EXERCISE AIM:
Go through the records and extract every line with the word "analysis".

BEGIN DATASET

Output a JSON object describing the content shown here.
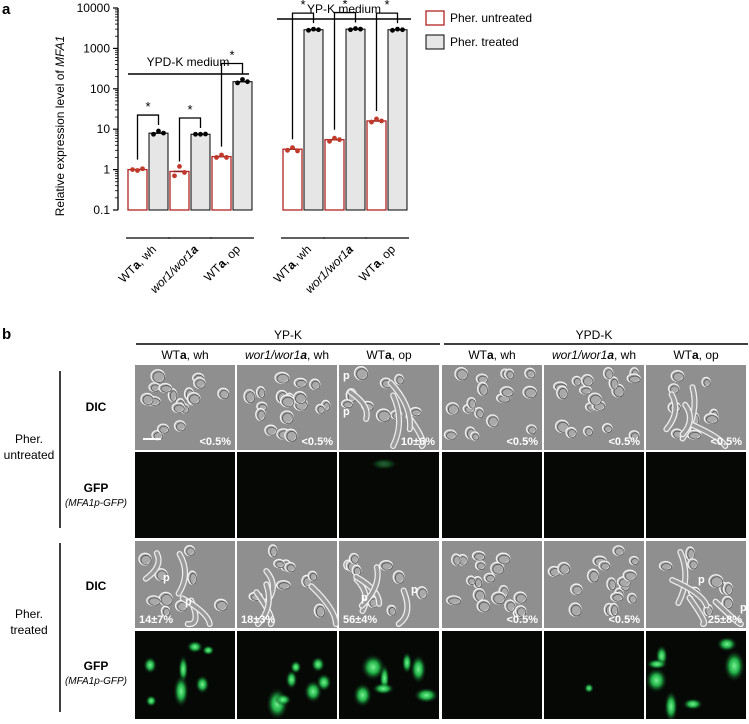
{
  "panel_a": {
    "label": "a",
    "ylabel_prefix": "Relative expression level of ",
    "ylabel_gene": "MFA1",
    "group_labels": [
      "YPD-K medium",
      "YP-K medium"
    ],
    "legend": [
      "Pher. untreated",
      "Pher. treated"
    ],
    "significance": "*",
    "strains": [
      {
        "a": "WT",
        "b": "a",
        "c": ", wh",
        "italic": false
      },
      {
        "a": "wor1/wor1",
        "b": "a",
        "c": "",
        "italic": true
      },
      {
        "a": "WT",
        "b": "a",
        "c": ", op",
        "italic": false
      },
      {
        "a": "WT",
        "b": "a",
        "c": ", wh",
        "italic": false
      },
      {
        "a": "wor1/wor1",
        "b": "a",
        "c": "",
        "italic": true
      },
      {
        "a": "WT",
        "b": "a",
        "c": ", op",
        "italic": false
      }
    ]
  },
  "chart_data": {
    "type": "bar",
    "yscale": "log",
    "ylim": [
      0.1,
      10000
    ],
    "yticks": [
      "0.1",
      "1",
      "10",
      "100",
      "1000",
      "10000"
    ],
    "ylabel": "Relative expression level of MFA1",
    "groups": [
      {
        "name": "YPD-K medium",
        "categories": [
          "WTa, wh",
          "wor1/wor1a",
          "WTa, op"
        ]
      },
      {
        "name": "YP-K medium",
        "categories": [
          "WTa, wh",
          "wor1/wor1a",
          "WTa, op"
        ]
      }
    ],
    "series": [
      {
        "name": "Pher. untreated",
        "color": "#b22222",
        "values": [
          1.0,
          0.9,
          2.1,
          3.2,
          5.5,
          16
        ],
        "points": [
          [
            1.0,
            0.95,
            1.05
          ],
          [
            0.7,
            1.2,
            0.85
          ],
          [
            2.0,
            2.3,
            2.0
          ],
          [
            3.0,
            3.5,
            2.9
          ],
          [
            5.0,
            6.0,
            5.5
          ],
          [
            15,
            18,
            16
          ]
        ]
      },
      {
        "name": "Pher. treated",
        "color": "#e6e6e6",
        "values": [
          8,
          7.5,
          150,
          2900,
          3000,
          2900
        ],
        "points": [
          [
            7.5,
            9,
            8
          ],
          [
            7.5,
            7.5,
            7.6
          ],
          [
            140,
            170,
            150
          ],
          [
            2800,
            3000,
            2900
          ],
          [
            2900,
            3100,
            3000
          ],
          [
            2800,
            3000,
            2900
          ]
        ]
      }
    ],
    "significant": [
      true,
      true,
      true,
      true,
      true,
      true
    ]
  },
  "panel_b": {
    "label": "b",
    "media": [
      "YP-K",
      "YPD-K"
    ],
    "columns": [
      {
        "a": "WT",
        "b": "a",
        "c": ", wh",
        "italic": false
      },
      {
        "a": "wor1/wor1",
        "b": "a",
        "c": ", wh",
        "italic": true
      },
      {
        "a": "WT",
        "b": "a",
        "c": ", op",
        "italic": false
      },
      {
        "a": "WT",
        "b": "a",
        "c": ", wh",
        "italic": false
      },
      {
        "a": "wor1/wor1",
        "b": "a",
        "c": ", wh",
        "italic": true
      },
      {
        "a": "WT",
        "b": "a",
        "c": ", op",
        "italic": false
      }
    ],
    "conditions": [
      {
        "line1": "Pher.",
        "line2": "untreated"
      },
      {
        "line1": "Pher.",
        "line2": "treated"
      }
    ],
    "rows": [
      "DIC",
      "GFP",
      "DIC",
      "GFP"
    ],
    "gfp_sub": "(MFA1p-GFP)",
    "untreated_pct": [
      "<0.5%",
      "<0.5%",
      "10±6%",
      "<0.5%",
      "<0.5%",
      "<0.5%"
    ],
    "treated_pct": [
      "14±7%",
      "18±3%",
      "56±4%",
      "<0.5%",
      "<0.5%",
      "25±8%"
    ],
    "p_mark": "p"
  }
}
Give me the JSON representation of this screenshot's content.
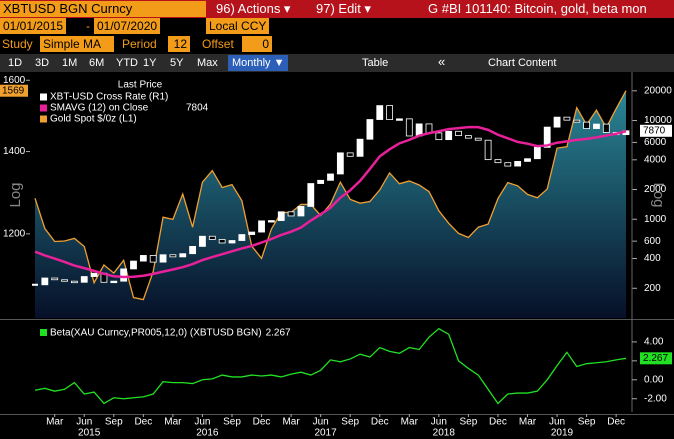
{
  "header": {
    "ticker": "XBTUSD BGN Curncy",
    "actions": "96) Actions ▾",
    "edit": "97) Edit ▾",
    "title": "G #BI 101140: Bitcoin, gold, beta mon"
  },
  "controls": {
    "start": "01/01/2015",
    "dash": "-",
    "end": "01/07/2020",
    "currency": "Local CCY",
    "study_label": "Study",
    "study": "Simple MA",
    "period_label": "Period",
    "period": 12,
    "offset_label": "Offset",
    "offset": 0
  },
  "toolbar": {
    "ranges": [
      "1D",
      "3D",
      "1M",
      "6M",
      "YTD",
      "1Y",
      "5Y",
      "Max"
    ],
    "frequency": "Monthly ▼",
    "table": "Table",
    "back": "«",
    "chart_content": "Chart Content"
  },
  "chart_data": [
    {
      "type": "combo",
      "legend_title": "Last Price",
      "axis_label": "Log",
      "log": true,
      "categories": [
        null,
        null,
        "Mar",
        null,
        null,
        "Jun",
        null,
        null,
        "Sep",
        null,
        null,
        "Dec",
        null,
        null,
        "Mar",
        null,
        null,
        "Jun",
        null,
        null,
        "Sep",
        null,
        null,
        "Dec",
        null,
        null,
        "Mar",
        null,
        null,
        "Jun",
        null,
        null,
        "Sep",
        null,
        null,
        "Dec",
        null,
        null,
        "Mar",
        null,
        null,
        "Jun",
        null,
        null,
        "Sep",
        null,
        null,
        "Dec",
        null,
        null,
        "Mar",
        null,
        null,
        "Jun",
        null,
        null,
        "Sep",
        null,
        null,
        "Dec",
        null
      ],
      "years": [
        "2015",
        "2016",
        "2017",
        "2018",
        "2019"
      ],
      "ylim": [
        1025,
        1625
      ],
      "yticks": [
        1200,
        1400,
        1600
      ],
      "y2lim": [
        100,
        31000
      ],
      "y2ticks": [
        200,
        400,
        600,
        1000,
        2000,
        4000,
        6000,
        10000,
        20000
      ],
      "series": [
        {
          "name": "XBT-USD Cross Rate (R1)",
          "type": "candlestick",
          "axis": "y2",
          "color": "#ffffff",
          "values": [
            217,
            254,
            244,
            236,
            230,
            263,
            284,
            230,
            236,
            314,
            377,
            430,
            368,
            437,
            416,
            448,
            531,
            673,
            624,
            575,
            609,
            700,
            742,
            963,
            970,
            1190,
            1080,
            1348,
            2300,
            2480,
            2875,
            4703,
            4338,
            6468,
            10233,
            14156,
            10221,
            10397,
            6973,
            9240,
            7494,
            6404,
            7780,
            7037,
            6626,
            6318,
            4017,
            3742,
            3457,
            3854,
            4105,
            5350,
            8574,
            10817,
            10085,
            9630,
            8293,
            9199,
            7569,
            7194,
            7870
          ]
        },
        {
          "name": "SMAVG (12) on Close",
          "type": "line",
          "axis": "y2",
          "color": "#e8209a",
          "values": [
            470,
            430,
            400,
            370,
            340,
            320,
            300,
            280,
            265,
            260,
            262,
            268,
            280,
            295,
            310,
            327,
            352,
            386,
            414,
            443,
            474,
            506,
            537,
            581,
            631,
            694,
            749,
            824,
            971,
            1122,
            1310,
            1654,
            1964,
            2444,
            3235,
            4335,
            5107,
            5874,
            6365,
            7023,
            7455,
            7781,
            8189,
            8383,
            8574,
            8561,
            8043,
            7175,
            6610,
            6065,
            5826,
            5502,
            5592,
            5960,
            6152,
            6368,
            6508,
            6748,
            7044,
            7332,
            7804
          ]
        },
        {
          "name": "Gold Spot $/0z (L1)",
          "type": "area",
          "color": "#f0a030",
          "values": [
            1283,
            1212,
            1183,
            1184,
            1190,
            1172,
            1095,
            1132,
            1115,
            1142,
            1065,
            1061,
            1118,
            1238,
            1233,
            1293,
            1215,
            1322,
            1351,
            1309,
            1316,
            1277,
            1173,
            1146,
            1211,
            1249,
            1249,
            1268,
            1268,
            1242,
            1269,
            1322,
            1280,
            1271,
            1275,
            1303,
            1345,
            1318,
            1325,
            1315,
            1299,
            1253,
            1224,
            1201,
            1192,
            1215,
            1222,
            1282,
            1321,
            1313,
            1292,
            1284,
            1305,
            1409,
            1413,
            1520,
            1472,
            1513,
            1464,
            1517,
            1569
          ]
        }
      ]
    },
    {
      "type": "line",
      "ylim": [
        -3.4,
        6.1
      ],
      "yticks": [
        {
          "value": 4,
          "label": "4.00"
        },
        {
          "value": 2,
          "label": "2.00"
        },
        {
          "value": 0,
          "label": "0.00"
        },
        {
          "value": -2,
          "label": "-2.00"
        }
      ],
      "series": [
        {
          "name": "Beta(XAU Curncy,PR005,12,0) (XBTUSD BGN)",
          "color": "#22e022",
          "values": [
            -1.1,
            -0.9,
            -1.2,
            -1.0,
            -0.3,
            -1.5,
            -1.3,
            -2.5,
            -1.9,
            -2.0,
            -1.9,
            -1.8,
            -1.5,
            -0.2,
            -0.3,
            -0.3,
            -0.4,
            0.0,
            0.1,
            0.5,
            0.3,
            0.3,
            0.5,
            0.4,
            0.5,
            0.3,
            0.6,
            0.8,
            0.5,
            1.0,
            2.1,
            1.9,
            2.2,
            2.7,
            2.4,
            3.4,
            3.0,
            2.8,
            3.4,
            3.2,
            4.5,
            5.4,
            4.8,
            2.0,
            1.2,
            0.5,
            -1.0,
            -2.5,
            -1.5,
            -1.4,
            -1.4,
            -1.2,
            0.0,
            1.5,
            2.9,
            1.4,
            1.7,
            1.8,
            1.9,
            2.1,
            2.267
          ]
        }
      ]
    }
  ]
}
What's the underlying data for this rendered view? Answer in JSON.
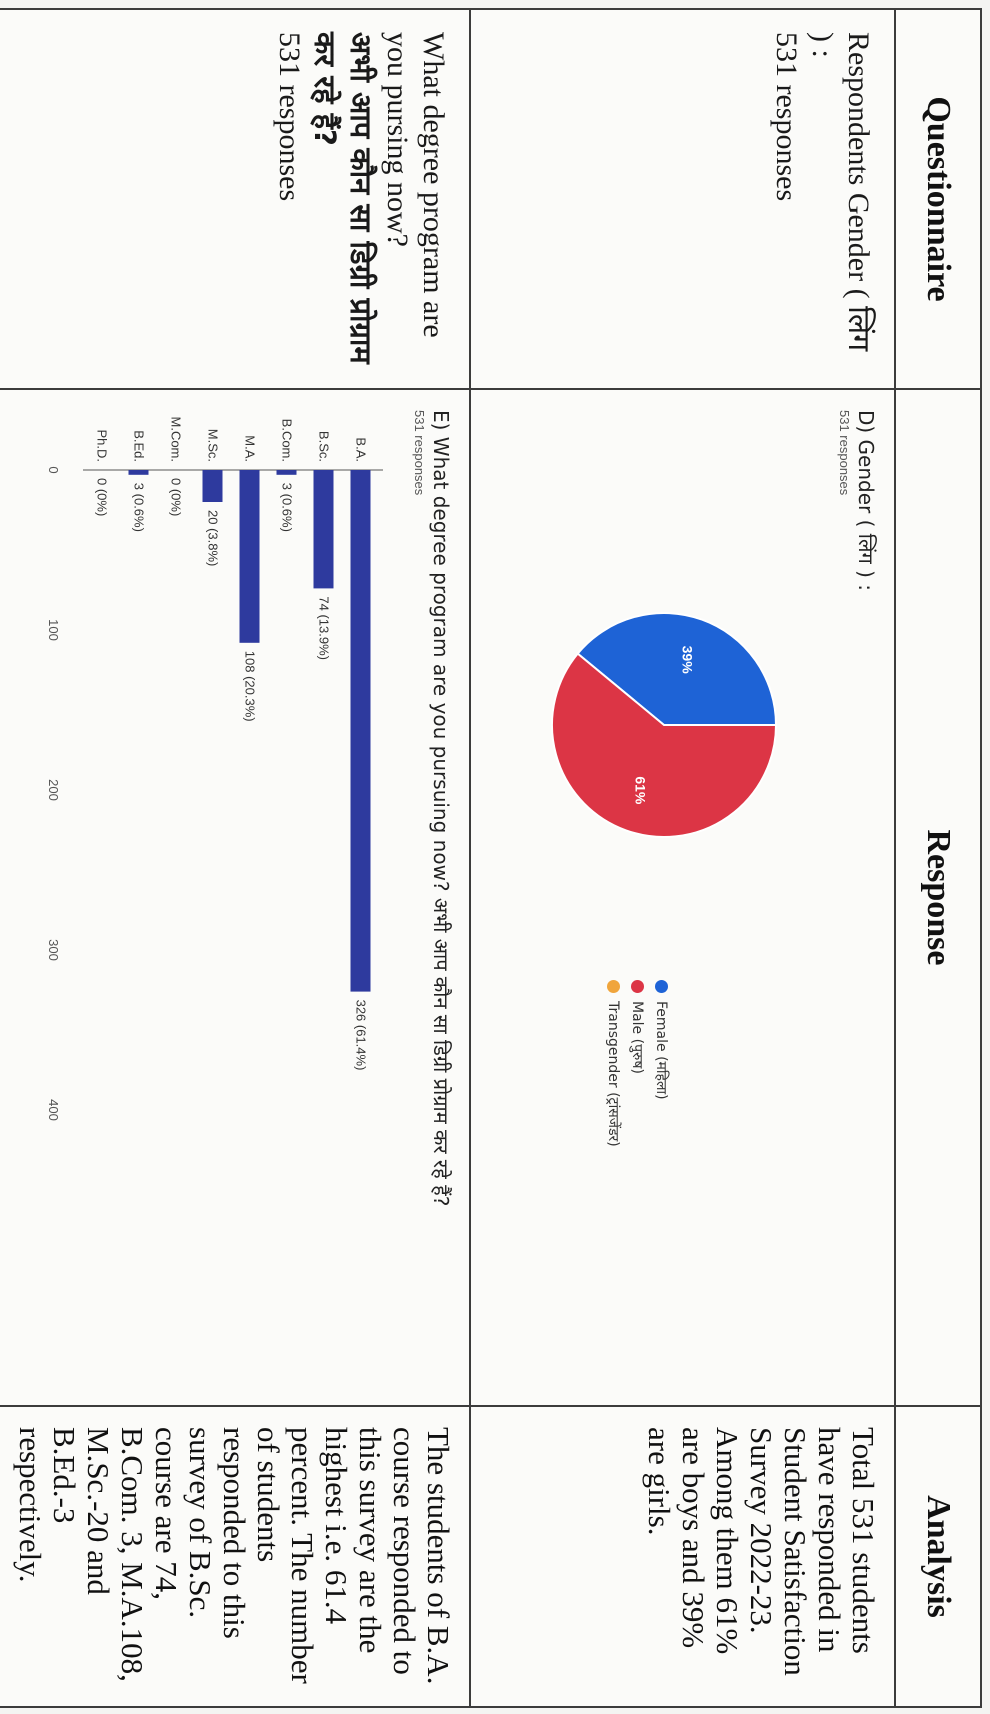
{
  "headers": {
    "questionnaire": "Questionnaire",
    "response": "Response",
    "analysis": "Analysis"
  },
  "row1": {
    "question": "Respondents Gender ( लिंग ) :",
    "responses": "531 responses",
    "chart_title": "D) Gender ( लिंग ) :",
    "chart_subtitle": "531 responses",
    "analysis": "Total 531 students have responded in Student Satisfaction Survey 2022-23. Among them 61% are boys and 39% are girls."
  },
  "row2": {
    "question": "What degree program are you pursing now?",
    "question_hindi": "अभी आप कौन सा डिग्री प्रोग्राम कर रहे हैं?",
    "responses": "531 responses",
    "chart_title": "E) What degree program are you pursuing now?  अभी आप कौन सा डिग्री प्रोग्राम कर रहे हैं?",
    "chart_subtitle": "531 responses",
    "analysis": "The students of B.A. course responded to this survey are the highest i.e. 61.4 percent. The number of students responded to this survey of B.Sc. course are 74, B.Com. 3, M.A.108, M.Sc.-20 and B.Ed.-3 respectively."
  },
  "chart_data": [
    {
      "type": "pie",
      "title": "D) Gender ( लिंग ) :",
      "subtitle": "531 responses",
      "labels": [
        "Female (महिला)",
        "Male (पुरुष)",
        "Transgender (ट्रांसजेंडर)"
      ],
      "values": [
        39,
        61,
        0
      ],
      "value_labels": [
        "39%",
        "61%",
        ""
      ],
      "colors": [
        "#1e63d6",
        "#dc3545",
        "#f0a53c"
      ],
      "legend_position": "right"
    },
    {
      "type": "bar",
      "orientation": "horizontal",
      "title": "E) What degree program are you pursuing now?  अभी आप कौन सा डिग्री प्रोग्राम कर रहे हैं?",
      "subtitle": "531 responses",
      "categories": [
        "B.A.",
        "B.Sc.",
        "B.Com.",
        "M.A.",
        "M.Sc.",
        "M.Com.",
        "B.Ed.",
        "Ph.D."
      ],
      "values": [
        326,
        74,
        3,
        108,
        20,
        0,
        3,
        0
      ],
      "value_labels": [
        "326 (61.4%)",
        "74 (13.9%)",
        "3 (0.6%)",
        "108 (20.3%)",
        "20 (3.8%)",
        "0 (0%)",
        "3 (0.6%)",
        "0 (0%)"
      ],
      "xticks": [
        0,
        100,
        200,
        300,
        400
      ],
      "xlim": [
        0,
        400
      ],
      "color": "#2e3a9e",
      "grid": false
    }
  ]
}
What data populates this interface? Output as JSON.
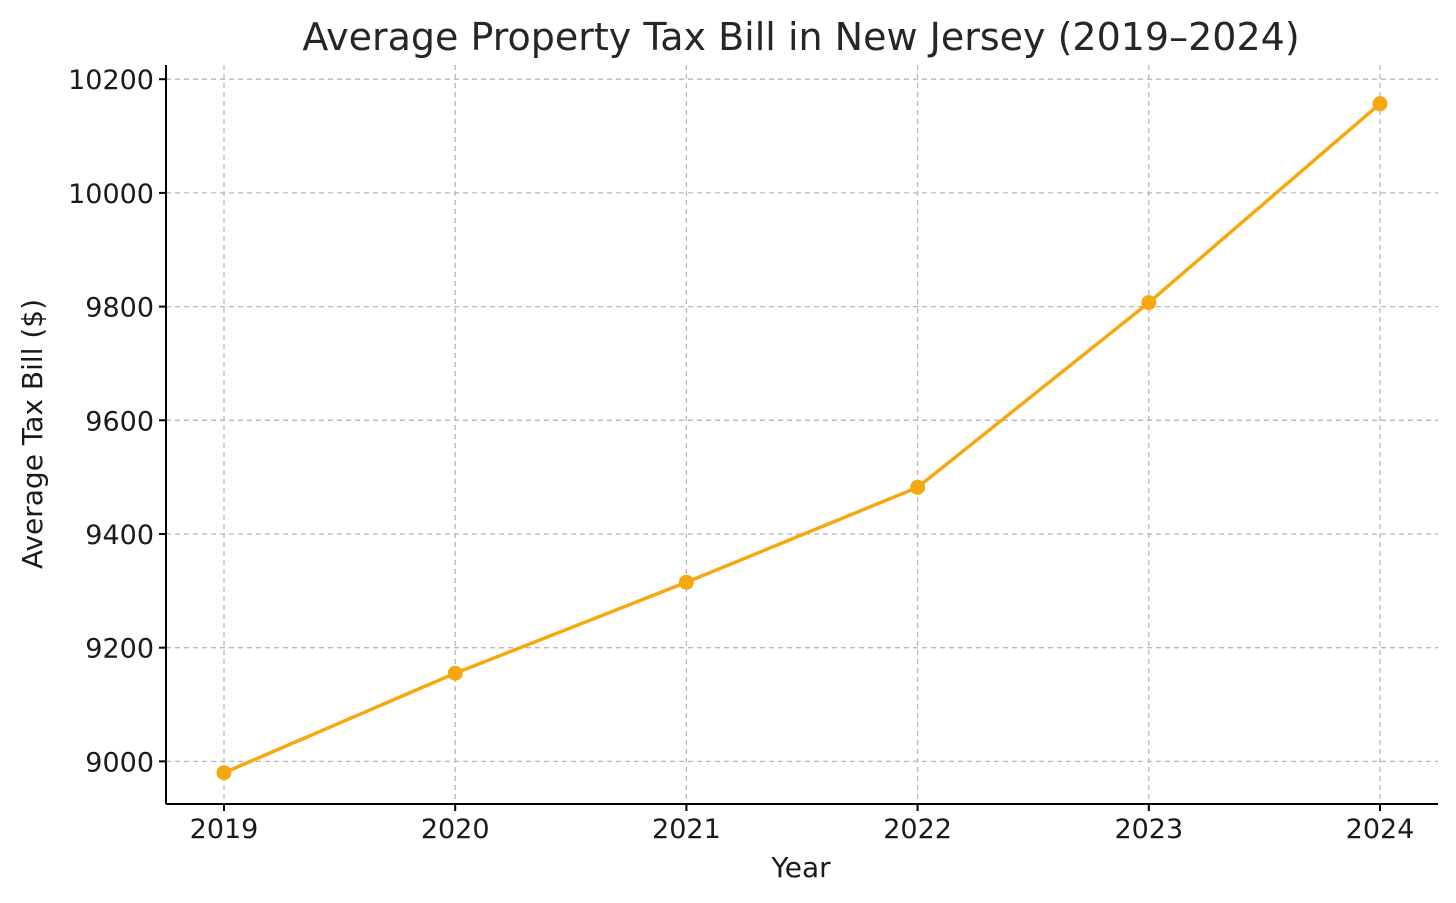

END DATASET

RESPONSE TO THE EXERCISE:
    "analysis": "Analysis"
    "analysis": "Total 531 students have responded in Student Satisfaction Survey 2022-23. Among them 61% are boys and 39% are girls."
    "analysis": "The students of B.A. course responded to this survey are the highest i.e. 61.4 percent. The number of students responded to this survey of B.Sc. course are 74, B.Com. 3, M.A.108, M.Sc.-20 and B.Ed.-3 respectively."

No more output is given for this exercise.